Dataset items:
↓

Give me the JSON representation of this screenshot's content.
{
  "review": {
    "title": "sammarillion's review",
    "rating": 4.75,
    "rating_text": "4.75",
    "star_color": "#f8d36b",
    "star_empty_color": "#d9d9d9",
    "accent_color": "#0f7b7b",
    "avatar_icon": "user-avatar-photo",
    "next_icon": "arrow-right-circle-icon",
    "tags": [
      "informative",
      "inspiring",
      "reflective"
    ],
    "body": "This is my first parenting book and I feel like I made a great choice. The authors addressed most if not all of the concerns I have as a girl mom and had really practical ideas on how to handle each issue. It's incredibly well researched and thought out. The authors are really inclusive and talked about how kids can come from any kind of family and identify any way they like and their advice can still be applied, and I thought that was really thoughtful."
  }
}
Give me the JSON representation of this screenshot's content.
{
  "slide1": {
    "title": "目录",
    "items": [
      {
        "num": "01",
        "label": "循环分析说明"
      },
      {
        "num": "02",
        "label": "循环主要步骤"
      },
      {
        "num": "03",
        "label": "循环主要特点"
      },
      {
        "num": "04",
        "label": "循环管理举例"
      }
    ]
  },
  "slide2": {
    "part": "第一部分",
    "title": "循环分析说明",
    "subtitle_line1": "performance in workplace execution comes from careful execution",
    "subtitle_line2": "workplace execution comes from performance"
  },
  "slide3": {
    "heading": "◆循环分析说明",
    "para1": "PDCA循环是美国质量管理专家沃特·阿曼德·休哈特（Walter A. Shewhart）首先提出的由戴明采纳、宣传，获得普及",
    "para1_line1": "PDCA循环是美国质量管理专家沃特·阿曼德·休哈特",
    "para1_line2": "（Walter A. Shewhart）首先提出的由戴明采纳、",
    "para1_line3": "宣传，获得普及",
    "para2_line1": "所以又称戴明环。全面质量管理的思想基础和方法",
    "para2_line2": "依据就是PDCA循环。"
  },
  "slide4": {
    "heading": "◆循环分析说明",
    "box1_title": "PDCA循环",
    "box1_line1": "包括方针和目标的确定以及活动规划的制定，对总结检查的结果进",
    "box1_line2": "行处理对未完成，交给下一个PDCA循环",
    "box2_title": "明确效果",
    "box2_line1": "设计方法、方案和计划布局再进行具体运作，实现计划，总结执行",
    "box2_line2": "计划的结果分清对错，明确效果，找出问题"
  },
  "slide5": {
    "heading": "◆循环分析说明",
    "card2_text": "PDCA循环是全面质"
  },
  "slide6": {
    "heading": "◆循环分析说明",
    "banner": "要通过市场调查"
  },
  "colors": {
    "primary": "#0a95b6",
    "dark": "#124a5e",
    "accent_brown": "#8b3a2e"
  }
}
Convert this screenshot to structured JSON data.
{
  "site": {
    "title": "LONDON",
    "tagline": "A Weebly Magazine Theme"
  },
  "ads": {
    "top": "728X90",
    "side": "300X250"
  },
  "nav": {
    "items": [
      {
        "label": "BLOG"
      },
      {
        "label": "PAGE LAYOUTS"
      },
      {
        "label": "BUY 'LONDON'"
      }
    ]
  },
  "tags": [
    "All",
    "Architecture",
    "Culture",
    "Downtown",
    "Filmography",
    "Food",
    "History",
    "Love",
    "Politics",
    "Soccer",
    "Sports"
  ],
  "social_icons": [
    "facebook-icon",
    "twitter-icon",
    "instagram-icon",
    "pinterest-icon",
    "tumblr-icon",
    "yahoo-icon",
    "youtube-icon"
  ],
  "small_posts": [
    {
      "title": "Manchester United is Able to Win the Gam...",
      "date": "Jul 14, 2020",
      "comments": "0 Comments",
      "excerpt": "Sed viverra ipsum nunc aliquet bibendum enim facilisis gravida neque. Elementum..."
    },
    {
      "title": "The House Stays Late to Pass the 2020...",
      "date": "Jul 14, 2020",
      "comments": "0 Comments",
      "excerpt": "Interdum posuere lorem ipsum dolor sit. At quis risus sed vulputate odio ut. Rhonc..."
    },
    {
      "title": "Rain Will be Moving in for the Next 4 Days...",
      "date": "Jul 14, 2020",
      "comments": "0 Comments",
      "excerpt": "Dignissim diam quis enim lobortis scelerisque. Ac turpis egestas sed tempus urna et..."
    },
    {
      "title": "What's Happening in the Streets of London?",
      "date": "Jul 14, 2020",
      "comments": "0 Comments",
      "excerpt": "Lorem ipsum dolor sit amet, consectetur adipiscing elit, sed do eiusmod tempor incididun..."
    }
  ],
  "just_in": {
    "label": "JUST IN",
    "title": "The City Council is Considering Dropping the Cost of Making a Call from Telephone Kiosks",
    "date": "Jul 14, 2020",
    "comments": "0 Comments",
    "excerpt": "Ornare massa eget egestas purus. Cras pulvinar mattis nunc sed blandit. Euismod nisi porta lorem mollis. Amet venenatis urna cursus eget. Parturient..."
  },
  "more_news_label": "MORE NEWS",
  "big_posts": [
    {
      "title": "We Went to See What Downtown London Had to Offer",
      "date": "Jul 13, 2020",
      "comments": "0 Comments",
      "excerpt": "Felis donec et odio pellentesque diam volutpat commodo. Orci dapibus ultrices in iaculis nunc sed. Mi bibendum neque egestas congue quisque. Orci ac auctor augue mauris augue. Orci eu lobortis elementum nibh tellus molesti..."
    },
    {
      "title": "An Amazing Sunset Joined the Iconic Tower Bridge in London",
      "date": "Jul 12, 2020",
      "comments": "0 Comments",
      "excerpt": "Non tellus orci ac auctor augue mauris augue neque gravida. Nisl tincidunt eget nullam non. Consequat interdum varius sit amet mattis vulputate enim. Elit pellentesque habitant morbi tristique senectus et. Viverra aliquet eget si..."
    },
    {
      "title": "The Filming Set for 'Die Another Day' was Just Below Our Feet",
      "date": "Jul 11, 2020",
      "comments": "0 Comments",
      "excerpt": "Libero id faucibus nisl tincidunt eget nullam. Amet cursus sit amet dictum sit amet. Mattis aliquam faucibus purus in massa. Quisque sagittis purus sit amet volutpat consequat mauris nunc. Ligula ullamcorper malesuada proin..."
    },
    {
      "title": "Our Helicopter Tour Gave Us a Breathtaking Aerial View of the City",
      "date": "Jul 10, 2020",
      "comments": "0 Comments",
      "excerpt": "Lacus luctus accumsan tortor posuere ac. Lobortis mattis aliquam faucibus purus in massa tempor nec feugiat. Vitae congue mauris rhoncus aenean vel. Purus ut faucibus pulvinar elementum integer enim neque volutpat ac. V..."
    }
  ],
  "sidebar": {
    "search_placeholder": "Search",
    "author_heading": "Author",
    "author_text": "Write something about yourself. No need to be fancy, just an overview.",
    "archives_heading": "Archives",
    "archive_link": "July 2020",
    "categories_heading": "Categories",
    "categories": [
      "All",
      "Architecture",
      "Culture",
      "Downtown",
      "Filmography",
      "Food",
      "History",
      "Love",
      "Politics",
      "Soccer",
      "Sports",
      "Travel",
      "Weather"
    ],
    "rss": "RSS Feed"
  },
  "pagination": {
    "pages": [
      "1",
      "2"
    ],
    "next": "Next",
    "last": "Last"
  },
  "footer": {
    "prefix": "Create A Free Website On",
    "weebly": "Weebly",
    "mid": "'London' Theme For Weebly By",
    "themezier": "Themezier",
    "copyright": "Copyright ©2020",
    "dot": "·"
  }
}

↑

§ EXERCISE TASK: Your task is to retype all of the records exactly.

§ ANSWER TO THIS TASK:
Give me the JSON representation of this screenshot's content.
{
  "review": {
    "title": "sammarillion's review",
    "rating": 4.75,
    "rating_text": "4.75",
    "star_color": "#f8d36b",
    "star_empty_color": "#d9d9d9",
    "accent_color": "#0f7b7b",
    "avatar_icon": "user-avatar-photo",
    "next_icon": "arrow-right-circle-icon",
    "tags": [
      "informative",
      "inspiring",
      "reflective"
    ],
    "body": "This is my first parenting book and I feel like I made a great choice. The authors addressed most if not all of the concerns I have as a girl mom and had really practical ideas on how to handle each issue. It's incredibly well researched and thought out. The authors are really inclusive and talked about how kids can come from any kind of family and identify any way they like and their advice can still be applied, and I thought that was really thoughtful."
  }
}
Give me the JSON representation of this screenshot's content.
{
  "slide1": {
    "title": "目录",
    "items": [
      {
        "num": "01",
        "label": "循环分析说明"
      },
      {
        "num": "02",
        "label": "循环主要步骤"
      },
      {
        "num": "03",
        "label": "循环主要特点"
      },
      {
        "num": "04",
        "label": "循环管理举例"
      }
    ]
  },
  "slide2": {
    "part": "第一部分",
    "title": "循环分析说明",
    "subtitle_line1": "performance in workplace execution comes from careful execution",
    "subtitle_line2": "workplace execution comes from performance"
  },
  "slide3": {
    "heading": "◆循环分析说明",
    "para1": "PDCA循环是美国质量管理专家沃特·阿曼德·休哈特（Walter A. Shewhart）首先提出的由戴明采纳、宣传，获得普及",
    "para1_line1": "PDCA循环是美国质量管理专家沃特·阿曼德·休哈特",
    "para1_line2": "（Walter A. Shewhart）首先提出的由戴明采纳、",
    "para1_line3": "宣传，获得普及",
    "para2_line1": "所以又称戴明环。全面质量管理的思想基础和方法",
    "para2_line2": "依据就是PDCA循环。"
  },
  "slide4": {
    "heading": "◆循环分析说明",
    "box1_title": "PDCA循环",
    "box1_line1": "包括方针和目标的确定以及活动规划的制定，对总结检查的结果进",
    "box1_line2": "行处理对未完成，交给下一个PDCA循环",
    "box2_title": "明确效果",
    "box2_line1": "设计方法、方案和计划布局再进行具体运作，实现计划，总结执行",
    "box2_line2": "计划的结果分清对错，明确效果，找出问题"
  },
  "slide5": {
    "heading": "◆循环分析说明",
    "card2_text": "PDCA循环是全面质"
  },
  "slide6": {
    "heading": "◆循环分析说明",
    "banner": "要通过市场调查"
  },
  "colors": {
    "primary": "#0a95b6",
    "dark": "#124a5e",
    "accent_brown": "#8b3a2e"
  }
}
Convert this screenshot to structured JSON data.
{
  "site": {
    "title": "LONDON",
    "tagline": "A Weebly Magazine Theme"
  },
  "ads": {
    "top": "728X90",
    "side": "300X250"
  },
  "nav": {
    "items": [
      {
        "label": "BLOG"
      },
      {
        "label": "PAGE LAYOUTS"
      },
      {
        "label": "BUY 'LONDON'"
      }
    ]
  },
  "tags": [
    "All",
    "Architecture",
    "Culture",
    "Downtown",
    "Filmography",
    "Food",
    "History",
    "Love",
    "Politics",
    "Soccer",
    "Sports"
  ],
  "social_icons": [
    "facebook-icon",
    "twitter-icon",
    "instagram-icon",
    "pinterest-icon",
    "tumblr-icon",
    "yahoo-icon",
    "youtube-icon"
  ],
  "small_posts": [
    {
      "title": "Manchester United is Able to Win the Gam...",
      "date": "Jul 14, 2020",
      "comments": "0 Comments",
      "excerpt": "Sed viverra ipsum nunc aliquet bibendum enim facilisis gravida neque. Elementum..."
    },
    {
      "title": "The House Stays Late to Pass the 2020...",
      "date": "Jul 14, 2020",
      "comments": "0 Comments",
      "excerpt": "Interdum posuere lorem ipsum dolor sit. At quis risus sed vulputate odio ut. Rhonc..."
    },
    {
      "title": "Rain Will be Moving in for the Next 4 Days...",
      "date": "Jul 14, 2020",
      "comments": "0 Comments",
      "excerpt": "Dignissim diam quis enim lobortis scelerisque. Ac turpis egestas sed tempus urna et..."
    },
    {
      "title": "What's Happening in the Streets of London?",
      "date": "Jul 14, 2020",
      "comments": "0 Comments",
      "excerpt": "Lorem ipsum dolor sit amet, consectetur adipiscing elit, sed do eiusmod tempor incididun..."
    }
  ],
  "just_in": {
    "label": "JUST IN",
    "title": "The City Council is Considering Dropping the Cost of Making a Call from Telephone Kiosks",
    "date": "Jul 14, 2020",
    "comments": "0 Comments",
    "excerpt": "Ornare massa eget egestas purus. Cras pulvinar mattis nunc sed blandit. Euismod nisi porta lorem mollis. Amet venenatis urna cursus eget. Parturient..."
  },
  "more_news_label": "MORE NEWS",
  "big_posts": [
    {
      "title": "We Went to See What Downtown London Had to Offer",
      "date": "Jul 13, 2020",
      "comments": "0 Comments",
      "excerpt": "Felis donec et odio pellentesque diam volutpat commodo. Orci dapibus ultrices in iaculis nunc sed. Mi bibendum neque egestas congue quisque. Orci ac auctor augue mauris augue. Orci eu lobortis elementum nibh tellus molesti..."
    },
    {
      "title": "An Amazing Sunset Joined the Iconic Tower Bridge in London",
      "date": "Jul 12, 2020",
      "comments": "0 Comments",
      "excerpt": "Non tellus orci ac auctor augue mauris augue neque gravida. Nisl tincidunt eget nullam non. Consequat interdum varius sit amet mattis vulputate enim. Elit pellentesque habitant morbi tristique senectus et. Viverra aliquet eget si..."
    },
    {
      "title": "The Filming Set for 'Die Another Day' was Just Below Our Feet",
      "date": "Jul 11, 2020",
      "comments": "0 Comments",
      "excerpt": "Libero id faucibus nisl tincidunt eget nullam. Amet cursus sit amet dictum sit amet. Mattis aliquam faucibus purus in massa. Quisque sagittis purus sit amet volutpat consequat mauris nunc. Ligula ullamcorper malesuada proin..."
    },
    {
      "title": "Our Helicopter Tour Gave Us a Breathtaking Aerial View of the City",
      "date": "Jul 10, 2020",
      "comments": "0 Comments",
      "excerpt": "Lacus luctus accumsan tortor posuere ac. Lobortis mattis aliquam faucibus purus in massa tempor nec feugiat. Vitae congue mauris rhoncus aenean vel. Purus ut faucibus pulvinar elementum integer enim neque volutpat ac. V..."
    }
  ],
  "sidebar": {
    "search_placeholder": "Search",
    "author_heading": "Author",
    "author_text": "Write something about yourself. No need to be fancy, just an overview.",
    "archives_heading": "Archives",
    "archive_link": "July 2020",
    "categories_heading": "Categories",
    "categories": [
      "All",
      "Architecture",
      "Culture",
      "Downtown",
      "Filmography",
      "Food",
      "History",
      "Love",
      "Politics",
      "Soccer",
      "Sports",
      "Travel",
      "Weather"
    ],
    "rss": "RSS Feed"
  },
  "pagination": {
    "pages": [
      "1",
      "2"
    ],
    "next": "Next",
    "last": "Last"
  },
  "footer": {
    "prefix": "Create A Free Website On",
    "weebly": "Weebly",
    "mid": "'London' Theme For Weebly By",
    "themezier": "Themezier",
    "copyright": "Copyright ©2020",
    "dot": "·"
  }
}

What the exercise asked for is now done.